__文書本文__:
»»

フランスには約3万5000の自治体(市町村)が存在します。つまり、おおむね同じ数の市役所と市長さんが存在するわけです。日本の市町村の数が1700強であることを考えると、ちょっと想像しがたい多さですね。
このフランスの市役所には、写真に撮りたくなるような素敵な建物が多いのをご存じでしょうか。町の中心の広場に面する歴史ある建築物が用いられていたり、市民の憩いの場となる公園に囲まれていたりで、観光客にとっても魅力的なことが少なくないのです。
ということで、今日は写真でフランスの市役所巡りをしてみましょう。
目次
カレ(人口:約6万7,000人)
<カレの市役所と鐘楼 ©Kanmuri Yuki>
まずは筆者の住むフランス北部から。
この辺りは、赤レンガ建築が多く市役所も例外ではありません。例えば、こちらは港町カレの市役所です。高い塔はベフロワと呼ばれる大きな鐘楼で、カリヨンや鐘が置かれ、時計台の役目も果たしたりします。ベフロワもこの辺りに特徴的な建築物で、フランスのフランドル地方(ベルギーと国境を接するあたり)の鐘楼23は、ベルギーの鐘楼33とともにユネスコの世界遺産に指定されています。こちらのカレの鐘楼もそのひとつです。
<ロダン作「カレーの市民」©Kanmuri Yuki>
カレの市役所のもう1つの見どころは、ロダンの彫刻「カレーの市民」でしょう。14世紀の百年戦争の時の逸話を元に制作されたもので、全世界に12台存在しますが、カレー市役所前に置かれているのは一番最初に鋳造されたものです。
コミーヌ(約1万2,000人)
<コミーヌの市役所と鐘楼 ©Kanmuri Yuki>
橋を渡ればそこはベルギーという国境の町コミーヌの市役所にも、世界遺産の指定を受けた鐘楼が備わっています。コミーヌには12世紀から鐘楼が築かれていましたが、火災や戦災で何度も焼け落ち、今ある形になったのは1623年のことです。その後、第一次世界大戦時にドイツ軍により再び破壊されましたが、1924年全く同じ形に再建され今に至っています。赤レンガと玉ねぎ型の塔、なかなかのインパクトですね。
アルマンティエール(人口:約2万5,000人)

««

__提供情報__:
»»

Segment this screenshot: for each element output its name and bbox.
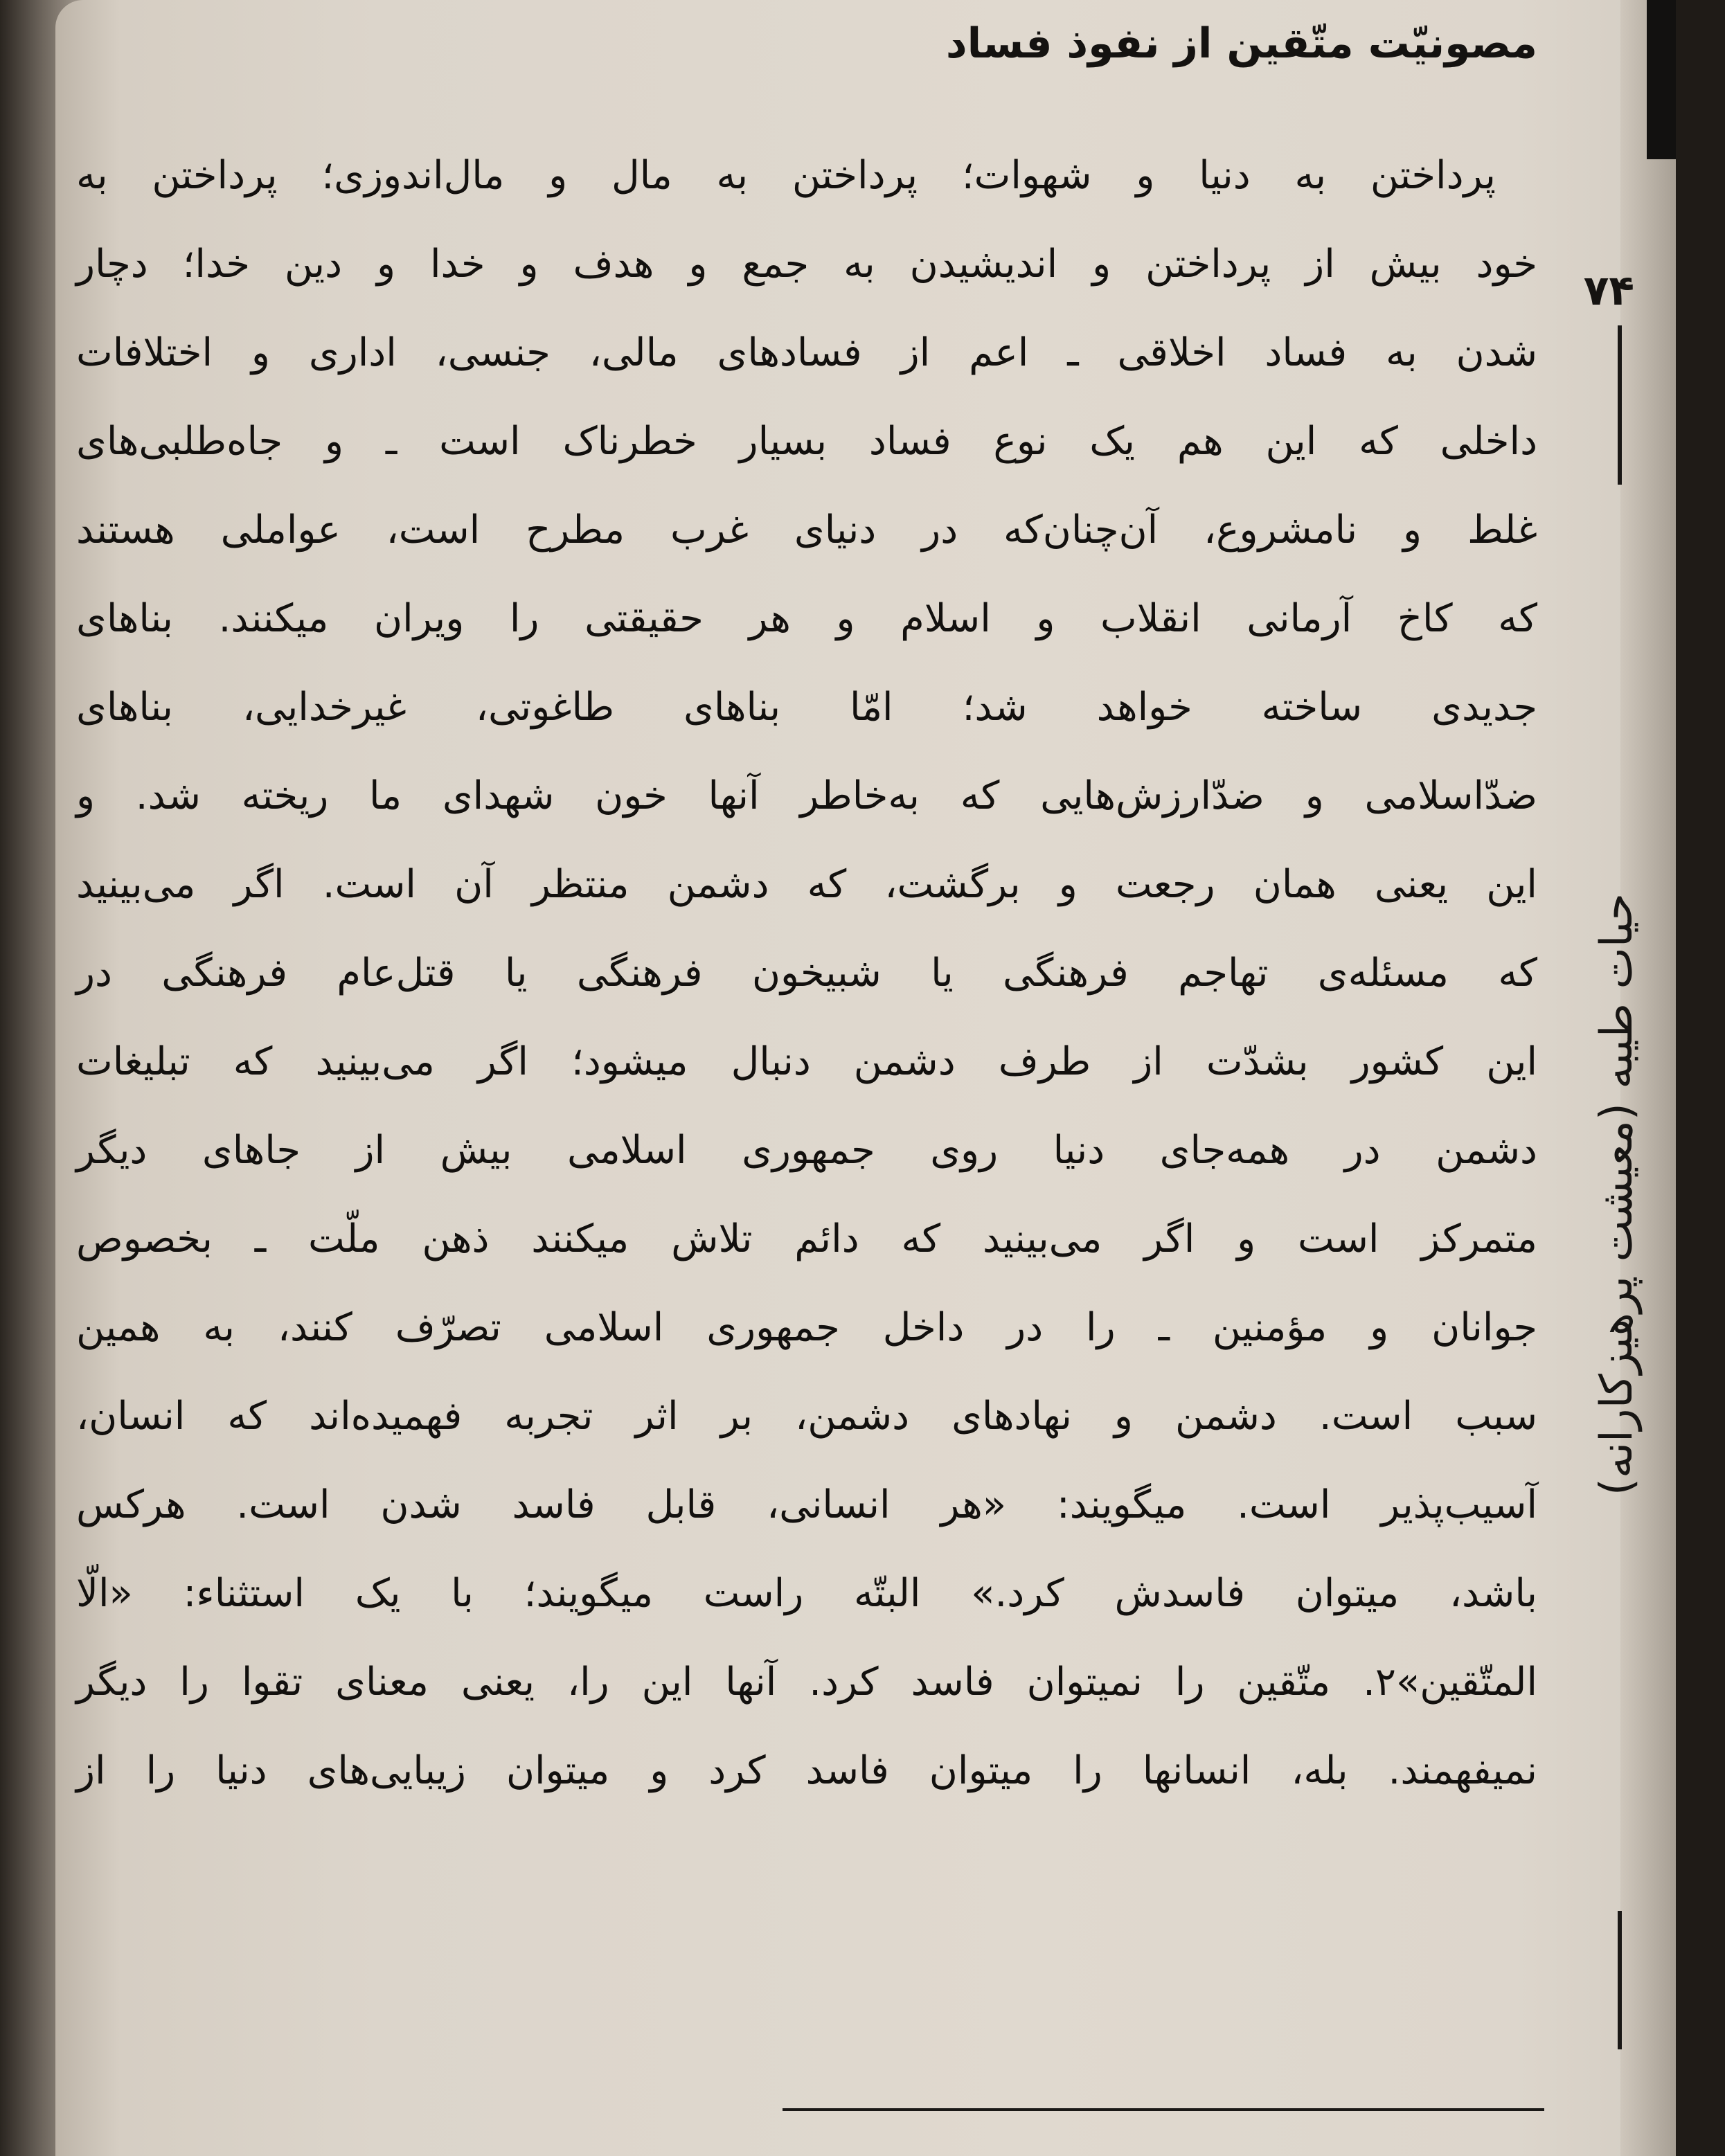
running-head-text: حیات طیبه (معیشت پرهیزکارانه) bbox=[1591, 892, 1643, 1496]
footnote-rule bbox=[783, 2108, 1544, 2111]
text-line: خود بیش از پرداختن و اندیشیدن به جمع و هدف و خدا و دین خدا؛ دچار bbox=[76, 242, 1537, 287]
text-line: غلط و نامشروع، آن‌چنان‌که در دنیای غرب مطرح است، عواملی هستند bbox=[76, 507, 1537, 553]
text-line: که کاخ آرمانی انقلاب و اسلام و هر حقیقتی را ویران میکنند. بناهای bbox=[76, 596, 1537, 641]
running-head bbox=[1565, 485, 1669, 1904]
text-line: جوانان و مؤمنین ـ را در داخل جمهوری اسلامی تصرّف کنند، به همین bbox=[76, 1305, 1537, 1350]
text-line: پرداختن به دنیا و شهوات؛ پرداختن به مال و مال‌اندوزی؛ پرداختن به bbox=[76, 153, 1496, 198]
text-line: این یعنی همان رجعت و برگشت، که دشمن منتظر آن است. اگر می‌بینید bbox=[76, 862, 1537, 907]
body-text bbox=[76, 132, 1537, 1815]
side-rule-top bbox=[1618, 325, 1622, 485]
text-line: متمرکز است و اگر می‌بینید که دائم تلاش میکنند ذهن ملّت ـ بخصوص bbox=[76, 1216, 1537, 1261]
text-line: المتّقین»۲. متّقین را نمیتوان فاسد کرد. آنها این را، یعنی معنای تقوا را دیگر bbox=[76, 1660, 1537, 1705]
text-line: جدیدی ساخته خواهد شد؛ امّا بناهای طاغوتی، غیرخدایی، بناهای bbox=[76, 685, 1537, 730]
text-line: آسیب‌پذیر است. میگویند: «هر انسانی، قابل فاسد شدن است. هرکس bbox=[76, 1482, 1537, 1527]
text-line: نمیفهمند. بله، انسانها را میتوان فاسد کرد و میتوان زیبایی‌های دنیا را از bbox=[76, 1748, 1537, 1793]
text-line: داخلی که این هم یک نوع فساد بسیار خطرناک است ـ و جاه‌طلبی‌های bbox=[76, 419, 1537, 464]
text-line: سبب است. دشمن و نهادهای دشمن، بر اثر تجربه فهمیده‌اند که انسان، bbox=[76, 1394, 1537, 1439]
book-page bbox=[55, 0, 1676, 2156]
text-line: دشمن در همه‌جای دنیا روی جمهوری اسلامی بیش از جاهای دیگر bbox=[76, 1128, 1537, 1173]
page-number: ۷۴ bbox=[1583, 267, 1634, 315]
text-line: ضدّاسلامی و ضدّارزش‌هایی که به‌خاطر آنها خون شهدای ما ریخته شد. و bbox=[76, 773, 1537, 818]
text-line: که مسئله‌ی تهاجم فرهنگی یا شبیخون فرهنگی یا قتل‌عام فرهنگی در bbox=[76, 951, 1537, 996]
text-line: این کشور بشدّت از طرف دشمن دنبال میشود؛ اگر می‌بینید که تبلیغات bbox=[76, 1039, 1537, 1084]
top-corner-bar bbox=[1647, 0, 1676, 159]
text-line: شدن به فساد اخلاقی ـ اعم از فسادهای مالی، جنسی، اداری و اختلافات bbox=[76, 330, 1537, 375]
side-rule-bottom bbox=[1618, 1911, 1622, 2049]
page-title: مصونیّت متّقین از نفوذ فساد bbox=[945, 19, 1537, 68]
text-line: باشد، میتوان فاسدش کرد.» البتّه راست میگویند؛ با یک استثناء: «الّا bbox=[76, 1571, 1537, 1616]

««

__実行する指示__:
フランスの市役所を写真で巡る文章の続きを、最後の行の後から書き進めてもらえますか?

__出力結果__:
<アルマンティエールの市役所と鐘楼 ©Kanmuri Yuki>
アルマンティエールの市役所も威風堂々とした赤レンガ建築で、世界遺産に登録された鐘楼つきです。鐘楼も市役所も第一次世界大戦時に一度破壊され、現在の市役所は1925年から9年かけて再建されたものです。
アラス(人口:約4万2,000人)
<アラスの市役所と鐘楼 ©Kanmuri Yuki>
アラスの市役所は、1501年から1517年に掛けて建設され、その後拡張工事もされましたが、第一次世界大戦中に破壊されました。今建つのは、戦後以前と寸分の違いもないよう再建されたものです。エロー広場に面して建つアラスの市役所の鐘楼もユネスコの世界遺産に登録されています。上まで登れば、アラスの美しい町が眼下に広がります。
<アラスの鐘楼から見たエロー広場 ©Kanmuri Yuki>
ドゥエ(人口:約3万9,000人)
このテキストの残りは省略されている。